***** Working data

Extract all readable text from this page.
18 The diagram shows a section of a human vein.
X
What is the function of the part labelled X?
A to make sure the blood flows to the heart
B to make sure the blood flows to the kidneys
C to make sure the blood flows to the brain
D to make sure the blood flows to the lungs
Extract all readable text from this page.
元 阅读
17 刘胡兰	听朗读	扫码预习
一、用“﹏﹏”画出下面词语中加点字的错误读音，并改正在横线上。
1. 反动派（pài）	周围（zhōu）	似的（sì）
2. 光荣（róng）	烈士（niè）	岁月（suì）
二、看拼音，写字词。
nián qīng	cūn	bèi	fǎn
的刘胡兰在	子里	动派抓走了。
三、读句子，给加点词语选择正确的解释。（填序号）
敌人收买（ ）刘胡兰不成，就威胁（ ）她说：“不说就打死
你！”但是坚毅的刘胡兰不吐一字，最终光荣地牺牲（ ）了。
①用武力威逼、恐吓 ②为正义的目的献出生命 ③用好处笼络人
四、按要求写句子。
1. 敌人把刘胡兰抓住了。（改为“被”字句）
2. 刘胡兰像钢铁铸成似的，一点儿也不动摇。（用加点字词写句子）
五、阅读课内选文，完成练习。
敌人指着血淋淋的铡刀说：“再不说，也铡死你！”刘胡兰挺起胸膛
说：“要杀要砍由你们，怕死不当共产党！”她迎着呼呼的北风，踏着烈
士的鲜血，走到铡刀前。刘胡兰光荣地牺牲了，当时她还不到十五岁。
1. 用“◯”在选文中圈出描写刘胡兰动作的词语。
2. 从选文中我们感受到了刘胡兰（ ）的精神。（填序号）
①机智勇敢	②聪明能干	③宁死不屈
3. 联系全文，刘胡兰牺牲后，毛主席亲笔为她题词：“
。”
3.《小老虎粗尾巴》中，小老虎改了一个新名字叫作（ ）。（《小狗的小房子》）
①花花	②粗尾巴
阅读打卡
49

**********

Problem details: Report each line of the material above where the word "flows" appears.

Exercise result:
A to make sure the blood flows to the heart
B to make sure the blood flows to the kidneys
C to make sure the blood flows to the brain
D to make sure the blood flows to the lungs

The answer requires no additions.